- **AIM**:
Search the material for the word "ranking" and copy each line that holds it.

Records about charts and figures
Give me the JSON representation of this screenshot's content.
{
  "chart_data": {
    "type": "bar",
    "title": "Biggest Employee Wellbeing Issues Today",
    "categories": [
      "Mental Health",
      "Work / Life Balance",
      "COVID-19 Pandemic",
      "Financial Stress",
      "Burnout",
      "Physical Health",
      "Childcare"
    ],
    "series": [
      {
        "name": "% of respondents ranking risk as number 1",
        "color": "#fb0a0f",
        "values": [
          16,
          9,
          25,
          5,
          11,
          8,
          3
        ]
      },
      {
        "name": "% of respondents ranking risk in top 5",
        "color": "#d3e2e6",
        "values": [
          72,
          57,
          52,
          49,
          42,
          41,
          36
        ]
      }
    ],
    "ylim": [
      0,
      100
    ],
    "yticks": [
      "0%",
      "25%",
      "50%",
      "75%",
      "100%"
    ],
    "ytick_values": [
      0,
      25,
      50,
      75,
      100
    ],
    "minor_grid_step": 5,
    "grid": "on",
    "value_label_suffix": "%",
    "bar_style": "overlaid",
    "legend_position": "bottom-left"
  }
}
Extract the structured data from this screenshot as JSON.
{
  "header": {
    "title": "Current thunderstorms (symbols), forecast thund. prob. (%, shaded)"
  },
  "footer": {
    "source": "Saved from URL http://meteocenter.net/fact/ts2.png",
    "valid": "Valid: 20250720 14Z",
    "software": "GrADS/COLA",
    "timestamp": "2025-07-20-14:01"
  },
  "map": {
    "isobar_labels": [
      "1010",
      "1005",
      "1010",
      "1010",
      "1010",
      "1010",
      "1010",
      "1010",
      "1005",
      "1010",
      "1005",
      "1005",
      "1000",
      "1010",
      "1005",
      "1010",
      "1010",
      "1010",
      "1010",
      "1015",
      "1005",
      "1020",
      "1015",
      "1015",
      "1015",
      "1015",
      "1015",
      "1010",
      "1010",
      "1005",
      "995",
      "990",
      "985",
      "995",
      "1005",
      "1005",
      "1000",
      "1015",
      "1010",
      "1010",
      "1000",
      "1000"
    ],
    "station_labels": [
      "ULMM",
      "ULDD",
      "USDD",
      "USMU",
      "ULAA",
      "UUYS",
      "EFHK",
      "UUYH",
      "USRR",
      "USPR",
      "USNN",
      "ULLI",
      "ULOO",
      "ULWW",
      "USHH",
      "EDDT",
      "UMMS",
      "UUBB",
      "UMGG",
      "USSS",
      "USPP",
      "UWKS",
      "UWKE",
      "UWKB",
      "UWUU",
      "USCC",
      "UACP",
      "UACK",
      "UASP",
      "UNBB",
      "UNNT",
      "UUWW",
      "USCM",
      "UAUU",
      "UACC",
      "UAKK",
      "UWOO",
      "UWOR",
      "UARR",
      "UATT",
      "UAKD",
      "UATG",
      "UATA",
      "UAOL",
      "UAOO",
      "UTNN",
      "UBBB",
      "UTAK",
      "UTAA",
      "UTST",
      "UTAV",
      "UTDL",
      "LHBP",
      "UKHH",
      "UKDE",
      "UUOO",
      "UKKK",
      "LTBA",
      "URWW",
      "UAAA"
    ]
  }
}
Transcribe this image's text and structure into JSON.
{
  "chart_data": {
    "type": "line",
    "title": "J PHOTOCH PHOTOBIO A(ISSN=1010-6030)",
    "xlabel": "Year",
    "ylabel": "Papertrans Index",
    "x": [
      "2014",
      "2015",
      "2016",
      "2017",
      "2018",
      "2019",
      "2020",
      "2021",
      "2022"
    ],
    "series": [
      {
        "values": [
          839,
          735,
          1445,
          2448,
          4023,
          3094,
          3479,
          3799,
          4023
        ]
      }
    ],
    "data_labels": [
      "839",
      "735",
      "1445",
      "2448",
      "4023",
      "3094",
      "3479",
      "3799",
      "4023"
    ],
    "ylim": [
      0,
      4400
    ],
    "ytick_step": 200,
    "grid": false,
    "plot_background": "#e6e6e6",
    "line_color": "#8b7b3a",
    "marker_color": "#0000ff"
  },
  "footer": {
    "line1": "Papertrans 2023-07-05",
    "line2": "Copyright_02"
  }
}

- **FINAL RESULT**:
        "name": "% of respondents ranking risk as number 1",
        "name": "% of respondents ranking risk in top 5",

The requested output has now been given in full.